**SET TASK**
Give only the number of lines in the data that include the string "钢琴除外".

**DATASET ENTRIES**

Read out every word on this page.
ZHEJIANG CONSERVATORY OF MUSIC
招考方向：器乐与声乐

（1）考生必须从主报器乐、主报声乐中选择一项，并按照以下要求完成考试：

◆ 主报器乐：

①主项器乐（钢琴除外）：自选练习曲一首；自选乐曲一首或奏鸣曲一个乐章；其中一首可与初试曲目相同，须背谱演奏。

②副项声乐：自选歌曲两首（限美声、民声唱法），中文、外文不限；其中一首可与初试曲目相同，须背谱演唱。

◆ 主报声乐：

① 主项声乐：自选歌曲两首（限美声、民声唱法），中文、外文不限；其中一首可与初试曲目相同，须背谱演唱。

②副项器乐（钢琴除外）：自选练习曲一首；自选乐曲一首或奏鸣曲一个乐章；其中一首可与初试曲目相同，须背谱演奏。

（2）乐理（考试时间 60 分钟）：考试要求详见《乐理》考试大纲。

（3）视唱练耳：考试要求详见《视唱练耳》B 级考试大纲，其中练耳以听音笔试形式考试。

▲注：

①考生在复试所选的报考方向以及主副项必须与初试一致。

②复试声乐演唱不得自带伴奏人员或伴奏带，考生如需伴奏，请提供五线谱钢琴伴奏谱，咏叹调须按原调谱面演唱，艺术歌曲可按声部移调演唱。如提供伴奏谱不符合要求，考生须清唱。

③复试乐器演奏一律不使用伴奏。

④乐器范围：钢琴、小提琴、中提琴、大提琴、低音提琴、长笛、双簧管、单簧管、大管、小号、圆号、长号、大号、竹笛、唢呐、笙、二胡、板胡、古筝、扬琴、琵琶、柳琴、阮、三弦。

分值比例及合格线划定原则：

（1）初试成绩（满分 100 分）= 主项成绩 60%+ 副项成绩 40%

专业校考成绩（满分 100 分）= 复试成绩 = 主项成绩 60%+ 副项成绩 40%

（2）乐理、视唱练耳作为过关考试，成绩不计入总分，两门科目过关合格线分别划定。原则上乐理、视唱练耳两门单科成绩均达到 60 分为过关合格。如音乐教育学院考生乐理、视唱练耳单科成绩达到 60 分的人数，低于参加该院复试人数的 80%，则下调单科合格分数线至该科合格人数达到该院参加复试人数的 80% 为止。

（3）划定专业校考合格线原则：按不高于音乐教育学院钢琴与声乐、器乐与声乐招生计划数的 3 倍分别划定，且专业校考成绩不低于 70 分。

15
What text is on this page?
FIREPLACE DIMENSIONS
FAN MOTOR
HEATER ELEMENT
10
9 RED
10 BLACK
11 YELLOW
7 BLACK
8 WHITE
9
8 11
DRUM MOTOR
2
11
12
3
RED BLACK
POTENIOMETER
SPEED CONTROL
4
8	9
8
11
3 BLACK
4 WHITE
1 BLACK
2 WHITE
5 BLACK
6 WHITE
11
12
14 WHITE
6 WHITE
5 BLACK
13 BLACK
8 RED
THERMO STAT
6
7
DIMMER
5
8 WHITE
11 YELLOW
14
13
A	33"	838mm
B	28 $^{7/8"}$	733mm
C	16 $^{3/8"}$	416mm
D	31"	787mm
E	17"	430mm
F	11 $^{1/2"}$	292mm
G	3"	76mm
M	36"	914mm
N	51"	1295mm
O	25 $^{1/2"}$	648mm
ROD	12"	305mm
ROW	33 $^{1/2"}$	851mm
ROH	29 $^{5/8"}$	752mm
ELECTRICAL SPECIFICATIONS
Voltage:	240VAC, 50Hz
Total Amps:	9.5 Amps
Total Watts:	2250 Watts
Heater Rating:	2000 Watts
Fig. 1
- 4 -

**SOLUTION FOR THIS PROBLEM**
2